_Records provided:_
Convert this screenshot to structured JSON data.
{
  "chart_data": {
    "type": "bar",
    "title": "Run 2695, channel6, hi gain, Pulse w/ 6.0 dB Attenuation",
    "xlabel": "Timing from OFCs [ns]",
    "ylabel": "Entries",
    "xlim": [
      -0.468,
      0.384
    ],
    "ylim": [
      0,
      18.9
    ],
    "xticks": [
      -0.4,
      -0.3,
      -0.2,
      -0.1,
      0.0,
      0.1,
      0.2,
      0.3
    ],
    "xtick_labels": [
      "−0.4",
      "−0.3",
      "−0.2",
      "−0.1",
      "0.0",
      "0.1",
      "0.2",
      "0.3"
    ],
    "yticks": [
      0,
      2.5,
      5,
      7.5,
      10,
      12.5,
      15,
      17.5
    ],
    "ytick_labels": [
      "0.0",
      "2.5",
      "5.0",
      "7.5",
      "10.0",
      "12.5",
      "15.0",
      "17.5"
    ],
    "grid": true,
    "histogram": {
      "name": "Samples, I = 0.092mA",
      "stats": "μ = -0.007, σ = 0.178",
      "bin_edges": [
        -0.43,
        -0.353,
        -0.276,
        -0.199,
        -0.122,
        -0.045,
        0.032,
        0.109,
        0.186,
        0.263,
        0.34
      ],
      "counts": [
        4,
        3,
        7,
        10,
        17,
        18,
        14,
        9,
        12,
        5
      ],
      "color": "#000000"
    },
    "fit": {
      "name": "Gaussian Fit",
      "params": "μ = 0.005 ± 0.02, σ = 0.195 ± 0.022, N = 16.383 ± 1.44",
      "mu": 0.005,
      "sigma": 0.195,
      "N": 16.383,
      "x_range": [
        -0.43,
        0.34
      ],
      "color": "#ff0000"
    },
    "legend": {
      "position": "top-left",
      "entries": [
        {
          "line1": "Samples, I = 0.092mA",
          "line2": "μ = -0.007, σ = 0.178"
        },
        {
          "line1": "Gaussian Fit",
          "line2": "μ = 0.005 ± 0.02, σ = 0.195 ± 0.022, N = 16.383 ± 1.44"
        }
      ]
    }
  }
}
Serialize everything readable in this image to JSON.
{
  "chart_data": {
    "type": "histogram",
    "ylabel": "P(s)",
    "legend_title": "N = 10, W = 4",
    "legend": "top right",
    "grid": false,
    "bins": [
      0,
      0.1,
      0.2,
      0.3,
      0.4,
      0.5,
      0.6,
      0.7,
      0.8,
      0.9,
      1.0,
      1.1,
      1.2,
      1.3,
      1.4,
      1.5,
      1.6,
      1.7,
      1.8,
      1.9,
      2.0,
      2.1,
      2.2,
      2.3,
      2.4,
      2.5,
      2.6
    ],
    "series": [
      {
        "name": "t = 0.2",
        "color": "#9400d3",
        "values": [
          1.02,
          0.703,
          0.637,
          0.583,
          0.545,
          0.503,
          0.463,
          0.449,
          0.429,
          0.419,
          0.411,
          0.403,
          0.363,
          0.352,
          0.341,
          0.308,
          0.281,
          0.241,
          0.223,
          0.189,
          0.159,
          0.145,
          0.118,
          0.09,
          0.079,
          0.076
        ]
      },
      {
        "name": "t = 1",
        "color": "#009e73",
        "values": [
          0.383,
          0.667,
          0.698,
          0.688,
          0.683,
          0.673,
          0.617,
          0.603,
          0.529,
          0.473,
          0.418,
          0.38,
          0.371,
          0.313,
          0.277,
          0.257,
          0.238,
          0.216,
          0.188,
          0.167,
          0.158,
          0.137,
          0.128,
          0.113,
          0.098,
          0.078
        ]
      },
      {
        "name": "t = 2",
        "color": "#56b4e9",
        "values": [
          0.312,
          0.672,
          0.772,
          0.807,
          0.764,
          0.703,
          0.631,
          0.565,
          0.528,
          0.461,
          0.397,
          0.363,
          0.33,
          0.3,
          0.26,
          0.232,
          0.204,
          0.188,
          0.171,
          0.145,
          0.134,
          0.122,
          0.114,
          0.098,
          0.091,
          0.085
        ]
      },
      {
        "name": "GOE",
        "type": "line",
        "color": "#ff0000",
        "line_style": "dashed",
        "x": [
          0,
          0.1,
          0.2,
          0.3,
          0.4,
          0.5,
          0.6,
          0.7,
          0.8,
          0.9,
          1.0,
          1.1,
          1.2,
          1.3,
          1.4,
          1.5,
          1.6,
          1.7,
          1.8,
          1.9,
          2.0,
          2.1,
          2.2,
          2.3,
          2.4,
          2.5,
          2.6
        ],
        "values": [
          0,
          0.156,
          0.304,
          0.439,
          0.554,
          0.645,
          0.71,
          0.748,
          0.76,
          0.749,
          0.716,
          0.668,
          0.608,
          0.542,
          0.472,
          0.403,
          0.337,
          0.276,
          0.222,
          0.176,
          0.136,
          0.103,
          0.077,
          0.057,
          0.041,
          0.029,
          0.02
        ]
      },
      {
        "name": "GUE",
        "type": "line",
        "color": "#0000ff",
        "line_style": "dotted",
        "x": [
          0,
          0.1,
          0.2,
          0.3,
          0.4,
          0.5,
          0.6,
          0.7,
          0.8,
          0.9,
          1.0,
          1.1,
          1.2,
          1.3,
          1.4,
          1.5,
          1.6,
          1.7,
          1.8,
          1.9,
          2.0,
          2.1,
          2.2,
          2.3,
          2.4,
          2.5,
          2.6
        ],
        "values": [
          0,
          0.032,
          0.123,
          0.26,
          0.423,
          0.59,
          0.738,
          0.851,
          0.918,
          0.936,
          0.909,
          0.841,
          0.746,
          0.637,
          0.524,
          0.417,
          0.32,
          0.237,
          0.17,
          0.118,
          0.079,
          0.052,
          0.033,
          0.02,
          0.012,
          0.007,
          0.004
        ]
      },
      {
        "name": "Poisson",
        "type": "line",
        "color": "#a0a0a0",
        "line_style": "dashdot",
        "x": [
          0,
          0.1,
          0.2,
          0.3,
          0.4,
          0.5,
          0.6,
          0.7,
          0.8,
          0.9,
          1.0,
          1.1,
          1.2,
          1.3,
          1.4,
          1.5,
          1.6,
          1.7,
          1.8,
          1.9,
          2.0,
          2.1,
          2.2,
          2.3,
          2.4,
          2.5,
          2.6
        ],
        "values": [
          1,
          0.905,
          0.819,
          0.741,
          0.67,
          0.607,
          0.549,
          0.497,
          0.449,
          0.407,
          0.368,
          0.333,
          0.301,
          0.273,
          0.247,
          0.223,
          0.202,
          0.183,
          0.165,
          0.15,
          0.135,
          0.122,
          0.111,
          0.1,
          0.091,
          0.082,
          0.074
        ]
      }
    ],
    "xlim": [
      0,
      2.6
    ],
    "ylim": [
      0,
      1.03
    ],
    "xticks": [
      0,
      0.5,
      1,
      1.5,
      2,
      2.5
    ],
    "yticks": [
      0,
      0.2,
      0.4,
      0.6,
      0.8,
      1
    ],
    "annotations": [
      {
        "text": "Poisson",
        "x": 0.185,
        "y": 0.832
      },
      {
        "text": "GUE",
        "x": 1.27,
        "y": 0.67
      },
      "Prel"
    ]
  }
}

_To be done:_
Output each entry precisely as given.

_Reply:_
Convert this screenshot to structured JSON data.
{
  "chart_data": {
    "type": "bar",
    "title": "Run 2695, channel6, hi gain, Pulse w/ 6.0 dB Attenuation",
    "xlabel": "Timing from OFCs [ns]",
    "ylabel": "Entries",
    "xlim": [
      -0.468,
      0.384
    ],
    "ylim": [
      0,
      18.9
    ],
    "xticks": [
      -0.4,
      -0.3,
      -0.2,
      -0.1,
      0.0,
      0.1,
      0.2,
      0.3
    ],
    "xtick_labels": [
      "−0.4",
      "−0.3",
      "−0.2",
      "−0.1",
      "0.0",
      "0.1",
      "0.2",
      "0.3"
    ],
    "yticks": [
      0,
      2.5,
      5,
      7.5,
      10,
      12.5,
      15,
      17.5
    ],
    "ytick_labels": [
      "0.0",
      "2.5",
      "5.0",
      "7.5",
      "10.0",
      "12.5",
      "15.0",
      "17.5"
    ],
    "grid": true,
    "histogram": {
      "name": "Samples, I = 0.092mA",
      "stats": "μ = -0.007, σ = 0.178",
      "bin_edges": [
        -0.43,
        -0.353,
        -0.276,
        -0.199,
        -0.122,
        -0.045,
        0.032,
        0.109,
        0.186,
        0.263,
        0.34
      ],
      "counts": [
        4,
        3,
        7,
        10,
        17,
        18,
        14,
        9,
        12,
        5
      ],
      "color": "#000000"
    },
    "fit": {
      "name": "Gaussian Fit",
      "params": "μ = 0.005 ± 0.02, σ = 0.195 ± 0.022, N = 16.383 ± 1.44",
      "mu": 0.005,
      "sigma": 0.195,
      "N": 16.383,
      "x_range": [
        -0.43,
        0.34
      ],
      "color": "#ff0000"
    },
    "legend": {
      "position": "top-left",
      "entries": [
        {
          "line1": "Samples, I = 0.092mA",
          "line2": "μ = -0.007, σ = 0.178"
        },
        {
          "line1": "Gaussian Fit",
          "line2": "μ = 0.005 ± 0.02, σ = 0.195 ± 0.022, N = 16.383 ± 1.44"
        }
      ]
    }
  }
}
Serialize everything readable in this image to JSON.
{
  "chart_data": {
    "type": "histogram",
    "ylabel": "P(s)",
    "legend_title": "N = 10, W = 4",
    "legend": "top right",
    "grid": false,
    "bins": [
      0,
      0.1,
      0.2,
      0.3,
      0.4,
      0.5,
      0.6,
      0.7,
      0.8,
      0.9,
      1.0,
      1.1,
      1.2,
      1.3,
      1.4,
      1.5,
      1.6,
      1.7,
      1.8,
      1.9,
      2.0,
      2.1,
      2.2,
      2.3,
      2.4,
      2.5,
      2.6
    ],
    "series": [
      {
        "name": "t = 0.2",
        "color": "#9400d3",
        "values": [
          1.02,
          0.703,
          0.637,
          0.583,
          0.545,
          0.503,
          0.463,
          0.449,
          0.429,
          0.419,
          0.411,
          0.403,
          0.363,
          0.352,
          0.341,
          0.308,
          0.281,
          0.241,
          0.223,
          0.189,
          0.159,
          0.145,
          0.118,
          0.09,
          0.079,
          0.076
        ]
      },
      {
        "name": "t = 1",
        "color": "#009e73",
        "values": [
          0.383,
          0.667,
          0.698,
          0.688,
          0.683,
          0.673,
          0.617,
          0.603,
          0.529,
          0.473,
          0.418,
          0.38,
          0.371,
          0.313,
          0.277,
          0.257,
          0.238,
          0.216,
          0.188,
          0.167,
          0.158,
          0.137,
          0.128,
          0.113,
          0.098,
          0.078
        ]
      },
      {
        "name": "t = 2",
        "color": "#56b4e9",
        "values": [
          0.312,
          0.672,
          0.772,
          0.807,
          0.764,
          0.703,
          0.631,
          0.565,
          0.528,
          0.461,
          0.397,
          0.363,
          0.33,
          0.3,
          0.26,
          0.232,
          0.204,
          0.188,
          0.171,
          0.145,
          0.134,
          0.122,
          0.114,
          0.098,
          0.091,
          0.085
        ]
      },
      {
        "name": "GOE",
        "type": "line",
        "color": "#ff0000",
        "line_style": "dashed",
        "x": [
          0,
          0.1,
          0.2,
          0.3,
          0.4,
          0.5,
          0.6,
          0.7,
          0.8,
          0.9,
          1.0,
          1.1,
          1.2,
          1.3,
          1.4,
          1.5,
          1.6,
          1.7,
          1.8,
          1.9,
          2.0,
          2.1,
          2.2,
          2.3,
          2.4,
          2.5,
          2.6
        ],
        "values": [
          0,
          0.156,
          0.304,
          0.439,
          0.554,
          0.645,
          0.71,
          0.748,
          0.76,
          0.749,
          0.716,
          0.668,
          0.608,
          0.542,
          0.472,
          0.403,
          0.337,
          0.276,
          0.222,
          0.176,
          0.136,
          0.103,
          0.077,
          0.057,
          0.041,
          0.029,
          0.02
        ]
      },
      {
        "name": "GUE",
        "type": "line",
        "color": "#0000ff",
        "line_style": "dotted",
        "x": [
          0,
          0.1,
          0.2,
          0.3,
          0.4,
          0.5,
          0.6,
          0.7,
          0.8,
          0.9,
          1.0,
          1.1,
          1.2,
          1.3,
          1.4,
          1.5,
          1.6,
          1.7,
          1.8,
          1.9,
          2.0,
          2.1,
          2.2,
          2.3,
          2.4,
          2.5,
          2.6
        ],
        "values": [
          0,
          0.032,
          0.123,
          0.26,
          0.423,
          0.59,
          0.738,
          0.851,
          0.918,
          0.936,
          0.909,
          0.841,
          0.746,
          0.637,
          0.524,
          0.417,
          0.32,
          0.237,
          0.17,
          0.118,
          0.079,
          0.052,
          0.033,
          0.02,
          0.012,
          0.007,
          0.004
        ]
      },
      {
        "name": "Poisson",
        "type": "line",
        "color": "#a0a0a0",
        "line_style": "dashdot",
        "x": [
          0,
          0.1,
          0.2,
          0.3,
          0.4,
          0.5,
          0.6,
          0.7,
          0.8,
          0.9,
          1.0,
          1.1,
          1.2,
          1.3,
          1.4,
          1.5,
          1.6,
          1.7,
          1.8,
          1.9,
          2.0,
          2.1,
          2.2,
          2.3,
          2.4,
          2.5,
          2.6
        ],
        "values": [
          1,
          0.905,
          0.819,
          0.741,
          0.67,
          0.607,
          0.549,
          0.497,
          0.449,
          0.407,
          0.368,
          0.333,
          0.301,
          0.273,
          0.247,
          0.223,
          0.202,
          0.183,
          0.165,
          0.15,
          0.135,
          0.122,
          0.111,
          0.1,
          0.091,
          0.082,
          0.074
        ]
      }
    ],
    "xlim": [
      0,
      2.6
    ],
    "ylim": [
      0,
      1.03
    ],
    "xticks": [
      0,
      0.5,
      1,
      1.5,
      2,
      2.5
    ],
    "yticks": [
      0,
      0.2,
      0.4,
      0.6,
      0.8,
      1
    ],
    "annotations": [
      {
        "text": "Poisson",
        "x": 0.185,
        "y": 0.832
      },
      {
        "text": "GUE",
        "x": 1.27,
        "y": 0.67
      },
      "Prel"
    ]
  }
}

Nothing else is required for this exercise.